Given request => Using the records that follow, copy every line containing the word "zwanzig".

Extracted data entries
● ● ● ●

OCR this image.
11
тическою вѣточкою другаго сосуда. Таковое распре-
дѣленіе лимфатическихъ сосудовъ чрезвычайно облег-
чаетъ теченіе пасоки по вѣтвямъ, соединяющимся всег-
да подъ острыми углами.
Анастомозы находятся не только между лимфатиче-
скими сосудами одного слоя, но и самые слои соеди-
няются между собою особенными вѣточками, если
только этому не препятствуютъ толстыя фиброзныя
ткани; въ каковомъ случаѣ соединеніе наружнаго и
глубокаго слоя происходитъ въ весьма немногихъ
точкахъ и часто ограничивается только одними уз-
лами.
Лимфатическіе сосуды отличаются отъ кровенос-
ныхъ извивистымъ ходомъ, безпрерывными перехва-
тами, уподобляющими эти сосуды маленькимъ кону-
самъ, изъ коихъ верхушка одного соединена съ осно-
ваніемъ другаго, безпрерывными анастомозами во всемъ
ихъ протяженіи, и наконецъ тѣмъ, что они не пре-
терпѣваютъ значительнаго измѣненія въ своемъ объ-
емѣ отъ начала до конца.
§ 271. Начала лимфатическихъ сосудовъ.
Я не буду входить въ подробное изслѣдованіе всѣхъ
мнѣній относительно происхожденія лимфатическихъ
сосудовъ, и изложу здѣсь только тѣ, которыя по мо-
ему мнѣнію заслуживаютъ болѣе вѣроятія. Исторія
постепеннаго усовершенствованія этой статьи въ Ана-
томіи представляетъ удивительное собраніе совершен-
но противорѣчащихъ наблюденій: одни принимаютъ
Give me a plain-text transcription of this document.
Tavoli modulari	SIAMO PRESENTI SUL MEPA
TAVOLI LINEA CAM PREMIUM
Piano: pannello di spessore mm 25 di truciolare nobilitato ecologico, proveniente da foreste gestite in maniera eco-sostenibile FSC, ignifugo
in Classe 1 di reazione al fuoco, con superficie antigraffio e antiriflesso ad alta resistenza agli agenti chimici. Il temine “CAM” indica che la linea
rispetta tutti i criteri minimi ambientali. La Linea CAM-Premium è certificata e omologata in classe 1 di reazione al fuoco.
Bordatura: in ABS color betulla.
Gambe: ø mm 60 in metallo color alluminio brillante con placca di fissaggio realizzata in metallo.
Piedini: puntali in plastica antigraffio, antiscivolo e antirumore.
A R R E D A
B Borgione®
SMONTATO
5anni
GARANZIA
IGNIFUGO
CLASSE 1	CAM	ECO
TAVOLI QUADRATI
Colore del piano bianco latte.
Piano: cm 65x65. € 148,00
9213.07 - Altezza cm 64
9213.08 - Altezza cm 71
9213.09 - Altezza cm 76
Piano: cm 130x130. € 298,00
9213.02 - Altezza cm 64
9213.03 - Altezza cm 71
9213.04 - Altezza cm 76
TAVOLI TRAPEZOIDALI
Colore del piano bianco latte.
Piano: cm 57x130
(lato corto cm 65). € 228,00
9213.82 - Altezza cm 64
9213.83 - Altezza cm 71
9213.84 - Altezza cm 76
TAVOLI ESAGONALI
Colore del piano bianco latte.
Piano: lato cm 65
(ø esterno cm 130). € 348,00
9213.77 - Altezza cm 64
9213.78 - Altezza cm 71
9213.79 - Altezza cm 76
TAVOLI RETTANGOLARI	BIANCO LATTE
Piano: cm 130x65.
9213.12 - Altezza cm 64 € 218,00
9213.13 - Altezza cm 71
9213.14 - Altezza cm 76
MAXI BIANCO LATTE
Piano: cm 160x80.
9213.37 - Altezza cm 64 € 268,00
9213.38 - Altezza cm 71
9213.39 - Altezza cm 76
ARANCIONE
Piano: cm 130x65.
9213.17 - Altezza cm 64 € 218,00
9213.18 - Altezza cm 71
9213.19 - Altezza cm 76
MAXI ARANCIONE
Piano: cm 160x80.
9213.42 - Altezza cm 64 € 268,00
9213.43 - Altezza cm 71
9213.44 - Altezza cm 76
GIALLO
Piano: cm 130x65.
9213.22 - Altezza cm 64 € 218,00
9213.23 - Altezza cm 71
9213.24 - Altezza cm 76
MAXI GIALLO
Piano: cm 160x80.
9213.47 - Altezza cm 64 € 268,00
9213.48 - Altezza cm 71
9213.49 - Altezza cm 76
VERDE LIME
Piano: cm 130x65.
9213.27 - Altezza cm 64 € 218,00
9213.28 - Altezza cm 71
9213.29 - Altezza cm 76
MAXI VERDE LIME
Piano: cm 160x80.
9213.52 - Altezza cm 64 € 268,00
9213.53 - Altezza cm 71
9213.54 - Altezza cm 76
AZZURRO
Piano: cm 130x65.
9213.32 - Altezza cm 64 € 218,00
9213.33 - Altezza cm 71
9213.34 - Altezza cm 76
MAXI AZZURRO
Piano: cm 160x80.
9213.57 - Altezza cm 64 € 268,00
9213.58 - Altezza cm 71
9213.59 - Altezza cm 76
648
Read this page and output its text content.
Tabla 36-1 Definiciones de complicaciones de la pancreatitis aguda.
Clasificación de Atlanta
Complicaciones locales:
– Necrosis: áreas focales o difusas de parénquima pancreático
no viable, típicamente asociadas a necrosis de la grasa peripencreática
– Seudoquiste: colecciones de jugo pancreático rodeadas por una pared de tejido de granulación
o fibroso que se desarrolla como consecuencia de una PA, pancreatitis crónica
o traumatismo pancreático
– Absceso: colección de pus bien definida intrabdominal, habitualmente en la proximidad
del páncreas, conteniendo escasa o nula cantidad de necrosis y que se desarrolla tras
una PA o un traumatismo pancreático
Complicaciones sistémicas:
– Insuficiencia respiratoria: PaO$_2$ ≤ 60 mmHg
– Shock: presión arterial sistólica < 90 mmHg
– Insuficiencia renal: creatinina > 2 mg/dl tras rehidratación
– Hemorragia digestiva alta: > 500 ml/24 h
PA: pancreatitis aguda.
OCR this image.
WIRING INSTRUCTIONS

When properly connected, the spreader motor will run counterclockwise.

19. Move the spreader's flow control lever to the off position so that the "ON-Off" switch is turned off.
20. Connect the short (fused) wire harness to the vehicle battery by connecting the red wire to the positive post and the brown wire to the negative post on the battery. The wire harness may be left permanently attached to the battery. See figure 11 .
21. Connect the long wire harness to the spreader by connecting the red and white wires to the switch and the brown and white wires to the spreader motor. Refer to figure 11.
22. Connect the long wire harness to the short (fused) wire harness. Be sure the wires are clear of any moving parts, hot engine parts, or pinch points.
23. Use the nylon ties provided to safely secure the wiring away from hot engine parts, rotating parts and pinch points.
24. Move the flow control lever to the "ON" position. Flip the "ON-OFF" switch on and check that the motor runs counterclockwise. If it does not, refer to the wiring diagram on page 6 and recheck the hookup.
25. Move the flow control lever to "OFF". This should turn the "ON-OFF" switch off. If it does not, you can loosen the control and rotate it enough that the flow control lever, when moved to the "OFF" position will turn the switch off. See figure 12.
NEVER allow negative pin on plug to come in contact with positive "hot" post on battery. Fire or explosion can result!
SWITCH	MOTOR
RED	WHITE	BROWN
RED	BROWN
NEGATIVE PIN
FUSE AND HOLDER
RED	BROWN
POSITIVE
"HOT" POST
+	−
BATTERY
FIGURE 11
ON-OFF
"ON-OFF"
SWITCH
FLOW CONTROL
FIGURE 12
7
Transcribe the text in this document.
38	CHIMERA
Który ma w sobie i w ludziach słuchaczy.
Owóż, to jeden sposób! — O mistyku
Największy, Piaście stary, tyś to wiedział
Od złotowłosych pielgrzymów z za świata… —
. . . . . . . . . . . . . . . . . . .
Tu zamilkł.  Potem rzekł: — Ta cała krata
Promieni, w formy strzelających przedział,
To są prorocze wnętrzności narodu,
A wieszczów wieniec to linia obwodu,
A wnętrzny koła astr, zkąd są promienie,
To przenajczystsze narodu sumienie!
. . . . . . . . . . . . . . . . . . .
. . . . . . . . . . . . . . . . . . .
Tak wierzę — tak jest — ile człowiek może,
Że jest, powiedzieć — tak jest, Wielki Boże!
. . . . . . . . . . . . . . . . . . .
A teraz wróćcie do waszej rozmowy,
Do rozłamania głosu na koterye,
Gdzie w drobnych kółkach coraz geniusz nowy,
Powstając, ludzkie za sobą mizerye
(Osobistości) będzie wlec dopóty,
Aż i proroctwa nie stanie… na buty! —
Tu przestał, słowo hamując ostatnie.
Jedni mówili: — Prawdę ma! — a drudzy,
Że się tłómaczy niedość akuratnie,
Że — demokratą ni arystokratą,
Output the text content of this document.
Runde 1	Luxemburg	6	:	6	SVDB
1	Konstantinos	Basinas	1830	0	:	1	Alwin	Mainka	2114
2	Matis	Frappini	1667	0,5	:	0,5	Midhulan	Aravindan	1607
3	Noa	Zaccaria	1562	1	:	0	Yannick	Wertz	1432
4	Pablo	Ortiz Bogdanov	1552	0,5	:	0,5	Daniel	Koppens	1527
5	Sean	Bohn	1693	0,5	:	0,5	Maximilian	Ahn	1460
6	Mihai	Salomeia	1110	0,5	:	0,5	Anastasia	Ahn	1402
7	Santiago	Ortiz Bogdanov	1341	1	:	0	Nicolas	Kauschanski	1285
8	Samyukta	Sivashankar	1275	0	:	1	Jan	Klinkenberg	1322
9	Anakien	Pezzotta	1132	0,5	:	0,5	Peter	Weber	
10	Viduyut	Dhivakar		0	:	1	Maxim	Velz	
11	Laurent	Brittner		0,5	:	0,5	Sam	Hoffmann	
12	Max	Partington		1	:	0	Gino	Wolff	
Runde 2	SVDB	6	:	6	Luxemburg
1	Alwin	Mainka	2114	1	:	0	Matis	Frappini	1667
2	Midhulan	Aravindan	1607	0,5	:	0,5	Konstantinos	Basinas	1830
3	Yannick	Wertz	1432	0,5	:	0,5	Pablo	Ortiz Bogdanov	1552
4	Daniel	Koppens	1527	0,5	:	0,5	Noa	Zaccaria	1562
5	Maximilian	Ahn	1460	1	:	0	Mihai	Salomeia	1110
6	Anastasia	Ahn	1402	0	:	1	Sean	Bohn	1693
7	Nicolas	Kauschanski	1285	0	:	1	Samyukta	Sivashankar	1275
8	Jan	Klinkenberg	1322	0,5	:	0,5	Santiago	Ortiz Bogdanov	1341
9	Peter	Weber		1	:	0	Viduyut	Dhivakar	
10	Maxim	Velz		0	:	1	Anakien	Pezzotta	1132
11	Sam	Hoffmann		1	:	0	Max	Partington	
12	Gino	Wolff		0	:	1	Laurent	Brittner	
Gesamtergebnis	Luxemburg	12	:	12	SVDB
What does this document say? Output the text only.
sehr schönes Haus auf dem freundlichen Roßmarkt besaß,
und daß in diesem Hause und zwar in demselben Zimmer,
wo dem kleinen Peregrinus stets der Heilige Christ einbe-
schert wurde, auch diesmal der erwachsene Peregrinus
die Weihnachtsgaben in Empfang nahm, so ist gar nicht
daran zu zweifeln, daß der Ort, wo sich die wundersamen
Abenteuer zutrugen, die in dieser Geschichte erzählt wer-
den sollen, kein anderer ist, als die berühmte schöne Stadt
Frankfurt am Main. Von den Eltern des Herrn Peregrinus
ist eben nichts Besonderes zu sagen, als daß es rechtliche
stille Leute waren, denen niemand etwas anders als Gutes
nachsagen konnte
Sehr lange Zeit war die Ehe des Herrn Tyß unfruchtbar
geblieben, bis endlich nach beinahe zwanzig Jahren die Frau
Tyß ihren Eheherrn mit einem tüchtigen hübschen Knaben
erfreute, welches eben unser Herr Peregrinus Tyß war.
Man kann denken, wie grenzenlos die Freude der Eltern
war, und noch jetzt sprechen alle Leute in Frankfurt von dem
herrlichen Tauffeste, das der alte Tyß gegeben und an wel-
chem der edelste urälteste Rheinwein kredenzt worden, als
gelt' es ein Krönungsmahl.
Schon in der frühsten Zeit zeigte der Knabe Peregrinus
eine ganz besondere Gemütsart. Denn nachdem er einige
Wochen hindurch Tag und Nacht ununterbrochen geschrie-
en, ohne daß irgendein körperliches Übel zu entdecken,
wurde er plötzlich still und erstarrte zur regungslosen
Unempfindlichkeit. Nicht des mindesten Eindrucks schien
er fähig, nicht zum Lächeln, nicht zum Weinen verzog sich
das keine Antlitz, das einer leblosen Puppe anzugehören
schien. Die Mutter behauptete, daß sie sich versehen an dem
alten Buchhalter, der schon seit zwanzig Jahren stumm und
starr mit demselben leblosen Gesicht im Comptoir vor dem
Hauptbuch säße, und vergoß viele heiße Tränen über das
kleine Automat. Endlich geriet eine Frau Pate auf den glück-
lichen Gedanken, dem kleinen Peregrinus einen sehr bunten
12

● ● ● ●

Task result =>
geblieben, bis endlich nach beinahe zwanzig Jahren die Frau
alten Buchhalter, der schon seit zwanzig Jahren stumm und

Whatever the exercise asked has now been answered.